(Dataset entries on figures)
## BEGIN
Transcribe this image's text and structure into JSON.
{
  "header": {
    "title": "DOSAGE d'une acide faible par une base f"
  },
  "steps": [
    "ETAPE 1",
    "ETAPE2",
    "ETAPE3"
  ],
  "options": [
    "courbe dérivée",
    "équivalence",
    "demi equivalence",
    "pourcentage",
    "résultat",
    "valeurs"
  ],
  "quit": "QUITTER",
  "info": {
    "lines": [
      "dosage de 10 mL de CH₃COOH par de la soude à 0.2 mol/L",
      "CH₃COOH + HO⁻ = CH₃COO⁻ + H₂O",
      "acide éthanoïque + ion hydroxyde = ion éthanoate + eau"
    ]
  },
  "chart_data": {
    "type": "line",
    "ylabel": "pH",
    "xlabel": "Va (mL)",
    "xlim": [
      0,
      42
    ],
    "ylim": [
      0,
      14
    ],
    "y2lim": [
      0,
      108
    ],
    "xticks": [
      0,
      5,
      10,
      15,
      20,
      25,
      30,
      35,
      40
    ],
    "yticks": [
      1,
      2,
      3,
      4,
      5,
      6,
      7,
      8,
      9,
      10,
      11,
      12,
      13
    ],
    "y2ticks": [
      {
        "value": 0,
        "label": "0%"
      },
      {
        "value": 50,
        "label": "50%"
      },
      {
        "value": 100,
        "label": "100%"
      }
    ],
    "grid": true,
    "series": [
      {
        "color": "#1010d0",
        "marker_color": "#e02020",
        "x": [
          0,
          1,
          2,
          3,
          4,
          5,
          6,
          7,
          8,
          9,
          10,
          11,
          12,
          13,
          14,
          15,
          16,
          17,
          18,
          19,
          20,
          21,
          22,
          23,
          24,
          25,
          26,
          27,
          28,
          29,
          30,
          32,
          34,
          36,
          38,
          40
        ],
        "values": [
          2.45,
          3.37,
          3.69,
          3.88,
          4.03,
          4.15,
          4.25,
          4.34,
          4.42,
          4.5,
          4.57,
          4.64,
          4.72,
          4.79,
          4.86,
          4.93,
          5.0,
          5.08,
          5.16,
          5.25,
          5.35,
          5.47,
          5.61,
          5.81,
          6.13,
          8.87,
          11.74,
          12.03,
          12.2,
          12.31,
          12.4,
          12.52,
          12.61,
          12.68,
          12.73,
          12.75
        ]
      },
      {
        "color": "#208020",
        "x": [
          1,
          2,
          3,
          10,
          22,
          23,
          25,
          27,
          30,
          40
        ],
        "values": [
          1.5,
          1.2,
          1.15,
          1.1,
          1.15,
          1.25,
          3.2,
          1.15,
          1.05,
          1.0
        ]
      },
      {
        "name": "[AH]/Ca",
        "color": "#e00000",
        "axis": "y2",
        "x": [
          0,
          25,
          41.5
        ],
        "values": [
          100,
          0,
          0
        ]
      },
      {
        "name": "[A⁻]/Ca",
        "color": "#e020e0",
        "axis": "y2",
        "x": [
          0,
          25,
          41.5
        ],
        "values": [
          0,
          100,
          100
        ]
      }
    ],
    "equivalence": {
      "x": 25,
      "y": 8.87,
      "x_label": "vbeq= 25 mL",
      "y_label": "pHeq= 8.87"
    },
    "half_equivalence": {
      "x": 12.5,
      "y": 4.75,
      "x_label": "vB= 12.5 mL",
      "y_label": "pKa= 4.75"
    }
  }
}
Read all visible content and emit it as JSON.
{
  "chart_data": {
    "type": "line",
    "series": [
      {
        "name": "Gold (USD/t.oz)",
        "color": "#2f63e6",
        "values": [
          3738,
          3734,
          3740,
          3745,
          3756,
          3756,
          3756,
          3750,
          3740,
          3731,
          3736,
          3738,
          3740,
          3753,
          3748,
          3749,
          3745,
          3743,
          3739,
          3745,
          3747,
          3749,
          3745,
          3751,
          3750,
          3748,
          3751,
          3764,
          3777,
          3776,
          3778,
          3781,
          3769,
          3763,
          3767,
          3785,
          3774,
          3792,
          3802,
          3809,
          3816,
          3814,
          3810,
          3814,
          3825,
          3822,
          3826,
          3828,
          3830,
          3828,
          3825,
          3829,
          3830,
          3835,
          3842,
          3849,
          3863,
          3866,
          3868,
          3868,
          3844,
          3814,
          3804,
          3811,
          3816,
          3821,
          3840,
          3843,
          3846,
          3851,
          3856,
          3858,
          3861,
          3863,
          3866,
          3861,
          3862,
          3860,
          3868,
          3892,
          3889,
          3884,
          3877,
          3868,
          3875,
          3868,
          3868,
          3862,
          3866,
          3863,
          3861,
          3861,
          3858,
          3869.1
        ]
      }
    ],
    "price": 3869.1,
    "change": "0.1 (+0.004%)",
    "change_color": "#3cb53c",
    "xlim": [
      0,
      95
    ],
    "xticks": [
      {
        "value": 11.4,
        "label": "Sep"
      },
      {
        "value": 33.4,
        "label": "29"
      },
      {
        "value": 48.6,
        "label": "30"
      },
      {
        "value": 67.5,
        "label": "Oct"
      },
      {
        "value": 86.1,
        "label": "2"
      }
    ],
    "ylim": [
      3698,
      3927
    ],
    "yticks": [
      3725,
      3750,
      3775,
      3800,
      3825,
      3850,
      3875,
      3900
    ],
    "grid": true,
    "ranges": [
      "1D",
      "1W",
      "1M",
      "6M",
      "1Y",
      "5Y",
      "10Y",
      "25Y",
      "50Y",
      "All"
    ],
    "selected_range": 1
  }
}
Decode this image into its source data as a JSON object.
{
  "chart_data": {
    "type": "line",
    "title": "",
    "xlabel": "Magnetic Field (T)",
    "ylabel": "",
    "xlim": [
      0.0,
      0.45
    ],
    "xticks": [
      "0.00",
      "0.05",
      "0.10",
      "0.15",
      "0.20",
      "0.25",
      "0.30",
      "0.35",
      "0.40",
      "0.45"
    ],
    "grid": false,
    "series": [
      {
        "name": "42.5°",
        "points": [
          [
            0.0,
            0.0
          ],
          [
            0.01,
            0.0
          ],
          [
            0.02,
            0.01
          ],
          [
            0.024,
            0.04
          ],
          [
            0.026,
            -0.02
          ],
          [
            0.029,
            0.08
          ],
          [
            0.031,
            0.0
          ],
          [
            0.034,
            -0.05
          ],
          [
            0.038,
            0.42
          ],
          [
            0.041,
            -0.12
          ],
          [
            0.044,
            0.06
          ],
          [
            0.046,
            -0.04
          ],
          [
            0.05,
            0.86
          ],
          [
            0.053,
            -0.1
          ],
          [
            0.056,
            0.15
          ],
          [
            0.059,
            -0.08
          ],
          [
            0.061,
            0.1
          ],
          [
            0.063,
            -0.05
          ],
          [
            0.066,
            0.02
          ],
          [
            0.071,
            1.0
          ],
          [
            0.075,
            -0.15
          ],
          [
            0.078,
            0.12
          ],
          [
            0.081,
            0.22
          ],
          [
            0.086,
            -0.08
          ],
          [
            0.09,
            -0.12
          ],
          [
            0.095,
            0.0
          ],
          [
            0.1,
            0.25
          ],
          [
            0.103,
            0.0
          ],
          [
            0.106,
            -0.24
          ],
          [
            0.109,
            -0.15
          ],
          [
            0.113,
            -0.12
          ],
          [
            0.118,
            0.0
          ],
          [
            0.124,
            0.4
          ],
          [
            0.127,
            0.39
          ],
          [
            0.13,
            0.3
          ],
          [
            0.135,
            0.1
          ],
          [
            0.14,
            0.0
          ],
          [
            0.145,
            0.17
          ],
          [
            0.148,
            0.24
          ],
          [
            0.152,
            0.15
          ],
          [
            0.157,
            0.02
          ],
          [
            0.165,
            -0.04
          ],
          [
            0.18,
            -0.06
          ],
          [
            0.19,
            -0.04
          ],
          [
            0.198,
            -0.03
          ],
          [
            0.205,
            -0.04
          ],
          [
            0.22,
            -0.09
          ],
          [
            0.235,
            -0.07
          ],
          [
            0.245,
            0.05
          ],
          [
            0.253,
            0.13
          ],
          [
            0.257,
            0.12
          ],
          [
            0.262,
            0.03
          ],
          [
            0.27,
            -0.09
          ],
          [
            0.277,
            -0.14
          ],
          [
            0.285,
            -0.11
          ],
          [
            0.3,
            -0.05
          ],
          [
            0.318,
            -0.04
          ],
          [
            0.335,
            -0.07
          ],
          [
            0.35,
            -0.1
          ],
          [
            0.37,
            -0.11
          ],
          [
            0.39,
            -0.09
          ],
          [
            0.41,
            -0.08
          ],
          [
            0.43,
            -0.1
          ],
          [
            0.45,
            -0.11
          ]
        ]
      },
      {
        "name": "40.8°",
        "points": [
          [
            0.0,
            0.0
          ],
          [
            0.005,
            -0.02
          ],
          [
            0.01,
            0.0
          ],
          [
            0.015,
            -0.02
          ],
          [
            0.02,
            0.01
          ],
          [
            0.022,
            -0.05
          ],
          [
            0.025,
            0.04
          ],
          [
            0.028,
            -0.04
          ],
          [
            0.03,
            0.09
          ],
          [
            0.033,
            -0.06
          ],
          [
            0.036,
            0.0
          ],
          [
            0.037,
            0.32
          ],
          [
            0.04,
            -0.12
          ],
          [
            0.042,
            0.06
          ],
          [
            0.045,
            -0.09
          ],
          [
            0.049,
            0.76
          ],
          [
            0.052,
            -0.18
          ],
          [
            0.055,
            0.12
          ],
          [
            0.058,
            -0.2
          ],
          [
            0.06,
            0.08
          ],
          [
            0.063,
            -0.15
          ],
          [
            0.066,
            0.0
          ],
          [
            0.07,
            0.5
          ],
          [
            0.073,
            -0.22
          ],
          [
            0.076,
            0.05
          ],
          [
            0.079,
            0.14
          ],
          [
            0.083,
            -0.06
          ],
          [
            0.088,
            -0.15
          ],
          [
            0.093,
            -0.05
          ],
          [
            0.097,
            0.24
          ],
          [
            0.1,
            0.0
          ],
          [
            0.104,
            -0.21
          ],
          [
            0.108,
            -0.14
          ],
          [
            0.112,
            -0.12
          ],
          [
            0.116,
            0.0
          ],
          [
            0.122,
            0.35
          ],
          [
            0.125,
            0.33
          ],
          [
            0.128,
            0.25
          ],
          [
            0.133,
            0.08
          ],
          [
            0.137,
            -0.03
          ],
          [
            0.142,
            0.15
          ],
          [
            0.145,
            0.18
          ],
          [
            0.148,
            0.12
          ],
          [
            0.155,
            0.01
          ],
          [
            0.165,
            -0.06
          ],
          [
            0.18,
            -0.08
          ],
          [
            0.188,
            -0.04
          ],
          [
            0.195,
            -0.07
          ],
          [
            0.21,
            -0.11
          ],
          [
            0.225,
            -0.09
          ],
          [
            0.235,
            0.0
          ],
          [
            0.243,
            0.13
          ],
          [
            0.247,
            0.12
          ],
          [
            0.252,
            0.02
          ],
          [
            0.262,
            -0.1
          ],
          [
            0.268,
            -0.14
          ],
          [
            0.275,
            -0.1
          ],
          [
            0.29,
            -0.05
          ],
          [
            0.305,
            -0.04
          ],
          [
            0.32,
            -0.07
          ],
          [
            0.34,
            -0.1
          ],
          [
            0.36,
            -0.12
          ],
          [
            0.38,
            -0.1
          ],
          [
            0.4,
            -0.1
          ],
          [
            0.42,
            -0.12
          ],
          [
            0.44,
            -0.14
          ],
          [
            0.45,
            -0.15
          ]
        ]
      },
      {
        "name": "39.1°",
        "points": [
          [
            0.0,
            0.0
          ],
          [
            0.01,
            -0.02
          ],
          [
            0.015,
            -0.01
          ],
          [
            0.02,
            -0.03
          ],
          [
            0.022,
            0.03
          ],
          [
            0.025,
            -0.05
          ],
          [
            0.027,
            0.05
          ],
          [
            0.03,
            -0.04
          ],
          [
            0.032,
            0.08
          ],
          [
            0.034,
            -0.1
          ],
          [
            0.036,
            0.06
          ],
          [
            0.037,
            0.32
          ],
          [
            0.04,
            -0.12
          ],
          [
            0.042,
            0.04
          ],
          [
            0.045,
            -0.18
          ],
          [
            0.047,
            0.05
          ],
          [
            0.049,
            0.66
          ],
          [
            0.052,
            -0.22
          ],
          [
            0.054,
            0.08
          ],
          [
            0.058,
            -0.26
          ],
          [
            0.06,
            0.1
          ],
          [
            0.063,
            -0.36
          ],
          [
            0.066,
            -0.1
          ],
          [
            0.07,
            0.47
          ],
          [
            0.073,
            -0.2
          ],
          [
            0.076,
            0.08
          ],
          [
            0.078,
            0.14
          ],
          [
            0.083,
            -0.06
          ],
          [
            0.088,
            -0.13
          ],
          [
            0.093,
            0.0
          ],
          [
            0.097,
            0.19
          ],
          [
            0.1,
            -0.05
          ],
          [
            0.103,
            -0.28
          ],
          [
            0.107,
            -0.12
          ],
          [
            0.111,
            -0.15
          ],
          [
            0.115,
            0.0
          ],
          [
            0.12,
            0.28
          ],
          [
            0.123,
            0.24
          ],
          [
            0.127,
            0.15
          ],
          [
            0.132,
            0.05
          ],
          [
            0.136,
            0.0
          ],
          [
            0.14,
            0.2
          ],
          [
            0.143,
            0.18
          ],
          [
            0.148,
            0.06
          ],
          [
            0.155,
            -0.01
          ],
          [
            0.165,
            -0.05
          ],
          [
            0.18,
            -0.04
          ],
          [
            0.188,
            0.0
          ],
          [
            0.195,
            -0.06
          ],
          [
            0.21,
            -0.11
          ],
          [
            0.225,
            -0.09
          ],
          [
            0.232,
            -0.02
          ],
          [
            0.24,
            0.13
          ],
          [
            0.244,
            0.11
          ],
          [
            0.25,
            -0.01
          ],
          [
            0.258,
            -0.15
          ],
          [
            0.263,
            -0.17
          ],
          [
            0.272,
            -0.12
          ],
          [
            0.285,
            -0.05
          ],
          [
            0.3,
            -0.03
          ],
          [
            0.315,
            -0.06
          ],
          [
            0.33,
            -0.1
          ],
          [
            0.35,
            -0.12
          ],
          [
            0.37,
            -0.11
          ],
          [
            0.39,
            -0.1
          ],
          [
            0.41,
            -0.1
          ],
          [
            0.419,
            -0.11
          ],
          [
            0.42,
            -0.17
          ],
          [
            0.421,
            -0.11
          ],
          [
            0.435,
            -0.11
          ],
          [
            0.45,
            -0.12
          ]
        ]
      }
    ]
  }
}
## END
Instruction
List every line from the entries above in which "this" appears.

Output below
Transcribe this image's text and structure into JSON.
Decode this image into its source data as a JSON object.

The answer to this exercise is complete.